===== Items =====
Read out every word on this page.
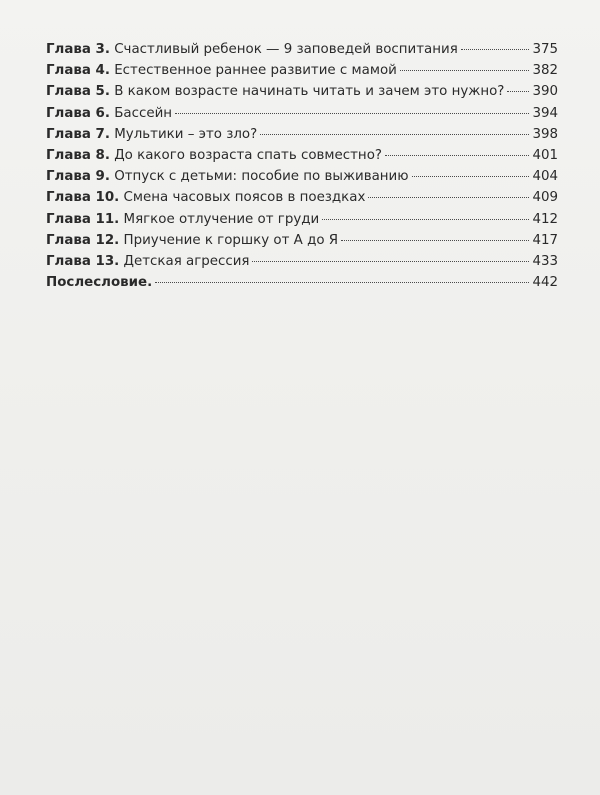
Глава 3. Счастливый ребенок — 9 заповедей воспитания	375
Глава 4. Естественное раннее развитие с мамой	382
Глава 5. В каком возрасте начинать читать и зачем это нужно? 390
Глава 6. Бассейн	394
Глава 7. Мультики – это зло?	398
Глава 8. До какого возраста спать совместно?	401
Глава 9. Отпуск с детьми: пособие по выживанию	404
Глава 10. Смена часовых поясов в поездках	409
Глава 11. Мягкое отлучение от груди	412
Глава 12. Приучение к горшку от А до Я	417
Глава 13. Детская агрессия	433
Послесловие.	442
=====
===== Items =====
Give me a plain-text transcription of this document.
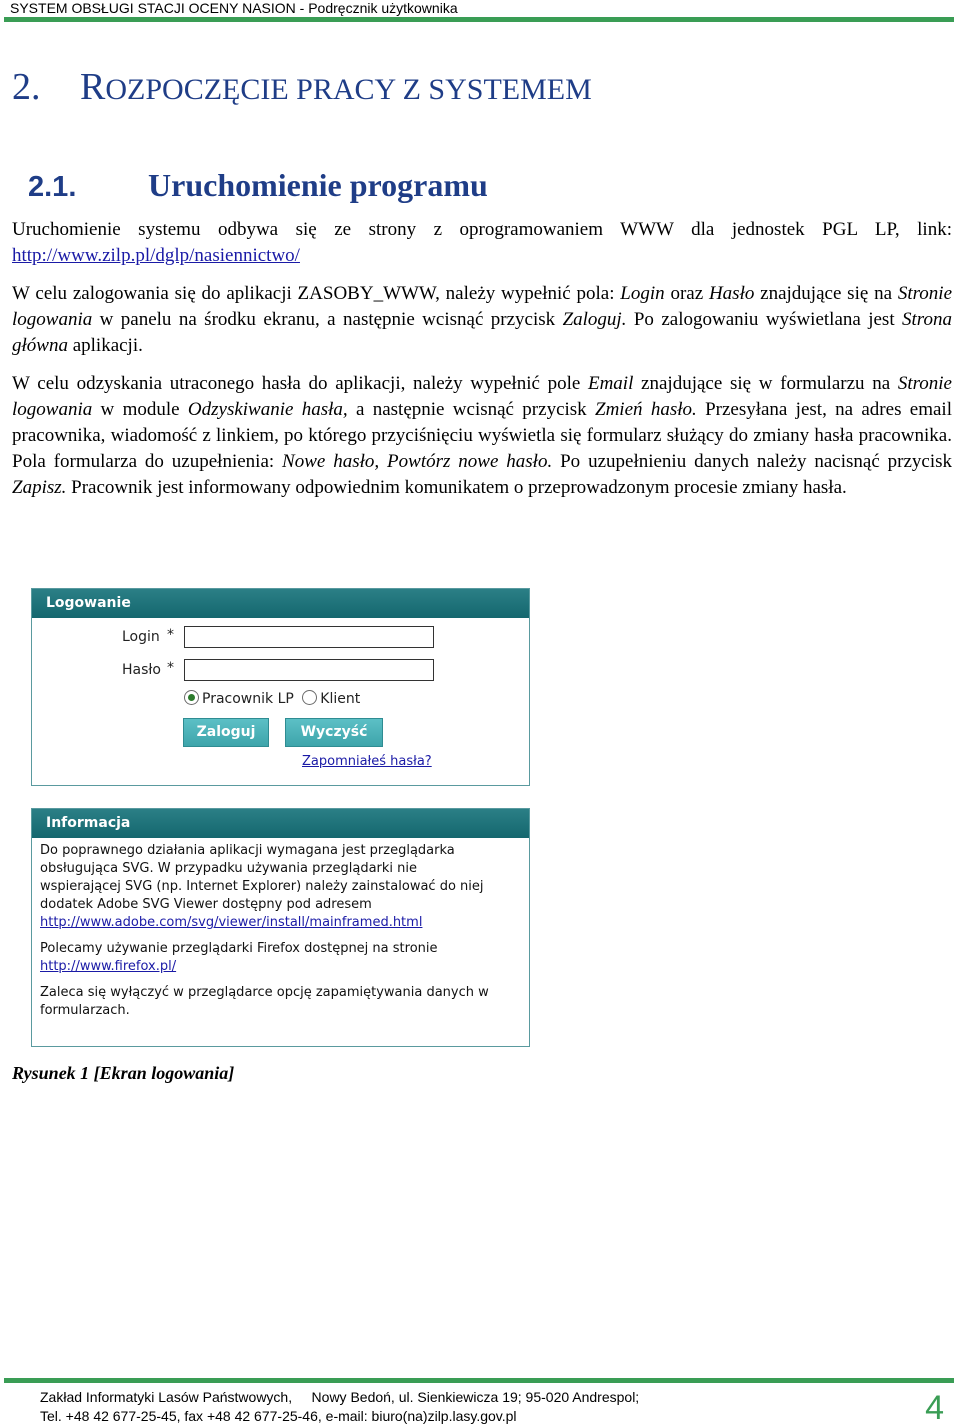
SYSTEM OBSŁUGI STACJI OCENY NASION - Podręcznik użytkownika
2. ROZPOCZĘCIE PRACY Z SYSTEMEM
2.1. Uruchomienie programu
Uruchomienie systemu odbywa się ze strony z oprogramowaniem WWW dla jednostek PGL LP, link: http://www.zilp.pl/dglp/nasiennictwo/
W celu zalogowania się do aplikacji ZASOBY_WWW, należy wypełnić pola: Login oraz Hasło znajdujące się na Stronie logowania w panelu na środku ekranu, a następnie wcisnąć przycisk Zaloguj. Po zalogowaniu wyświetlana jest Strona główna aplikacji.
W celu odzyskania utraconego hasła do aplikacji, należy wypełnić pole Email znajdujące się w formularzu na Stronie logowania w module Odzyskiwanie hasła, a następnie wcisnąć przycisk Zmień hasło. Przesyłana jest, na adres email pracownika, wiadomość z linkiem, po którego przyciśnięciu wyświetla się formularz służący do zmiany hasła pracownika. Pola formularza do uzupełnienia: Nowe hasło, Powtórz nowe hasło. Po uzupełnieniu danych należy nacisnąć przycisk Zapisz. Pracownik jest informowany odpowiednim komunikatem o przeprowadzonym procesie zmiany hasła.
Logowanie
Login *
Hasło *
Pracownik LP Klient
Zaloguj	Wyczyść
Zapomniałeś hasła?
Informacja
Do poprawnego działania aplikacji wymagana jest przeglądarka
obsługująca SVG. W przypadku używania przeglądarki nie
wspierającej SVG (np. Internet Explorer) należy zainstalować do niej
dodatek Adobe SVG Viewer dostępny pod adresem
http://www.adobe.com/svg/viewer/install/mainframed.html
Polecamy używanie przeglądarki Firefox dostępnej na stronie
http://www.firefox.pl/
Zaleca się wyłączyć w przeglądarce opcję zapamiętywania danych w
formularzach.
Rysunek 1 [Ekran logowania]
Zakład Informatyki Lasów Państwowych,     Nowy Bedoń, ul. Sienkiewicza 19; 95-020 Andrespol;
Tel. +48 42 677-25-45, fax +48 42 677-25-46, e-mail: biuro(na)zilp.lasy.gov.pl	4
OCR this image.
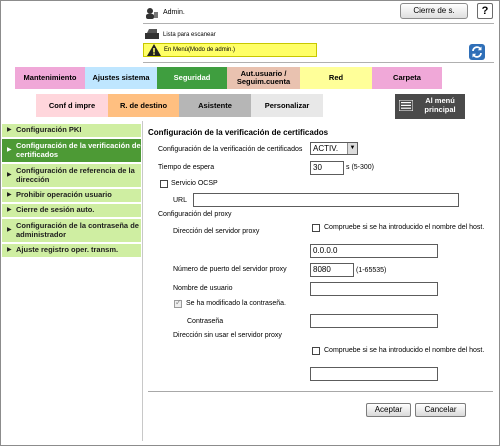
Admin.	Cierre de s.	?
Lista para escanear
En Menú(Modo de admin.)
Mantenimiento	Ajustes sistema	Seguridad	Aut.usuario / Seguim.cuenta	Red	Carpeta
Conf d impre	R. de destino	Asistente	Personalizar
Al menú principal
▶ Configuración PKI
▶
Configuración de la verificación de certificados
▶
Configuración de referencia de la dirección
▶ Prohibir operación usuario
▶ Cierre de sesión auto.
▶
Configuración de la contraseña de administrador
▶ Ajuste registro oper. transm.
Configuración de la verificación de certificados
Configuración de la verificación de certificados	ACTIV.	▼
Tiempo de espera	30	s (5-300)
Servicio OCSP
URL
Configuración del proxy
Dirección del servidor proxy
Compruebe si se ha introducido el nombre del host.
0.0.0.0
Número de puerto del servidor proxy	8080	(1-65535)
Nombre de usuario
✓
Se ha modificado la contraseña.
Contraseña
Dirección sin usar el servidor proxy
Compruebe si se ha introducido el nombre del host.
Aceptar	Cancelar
=====
===== Items =====
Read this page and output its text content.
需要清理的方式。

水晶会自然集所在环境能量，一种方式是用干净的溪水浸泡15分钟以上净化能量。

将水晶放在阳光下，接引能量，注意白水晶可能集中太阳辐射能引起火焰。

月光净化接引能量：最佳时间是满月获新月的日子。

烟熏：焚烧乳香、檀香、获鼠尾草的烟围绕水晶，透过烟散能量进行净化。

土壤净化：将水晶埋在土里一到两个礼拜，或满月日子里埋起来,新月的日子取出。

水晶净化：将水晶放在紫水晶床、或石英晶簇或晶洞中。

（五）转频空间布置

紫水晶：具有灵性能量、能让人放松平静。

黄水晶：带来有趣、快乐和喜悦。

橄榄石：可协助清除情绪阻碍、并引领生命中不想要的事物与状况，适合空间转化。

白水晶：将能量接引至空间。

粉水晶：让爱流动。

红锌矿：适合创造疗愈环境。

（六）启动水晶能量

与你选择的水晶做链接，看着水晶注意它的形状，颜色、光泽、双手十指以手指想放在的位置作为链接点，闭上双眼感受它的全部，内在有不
=====
**Aim:**
Looking at the data above, how many lines hold the word "Uruchomienie"? Respond with the number alone.

**Response:**
2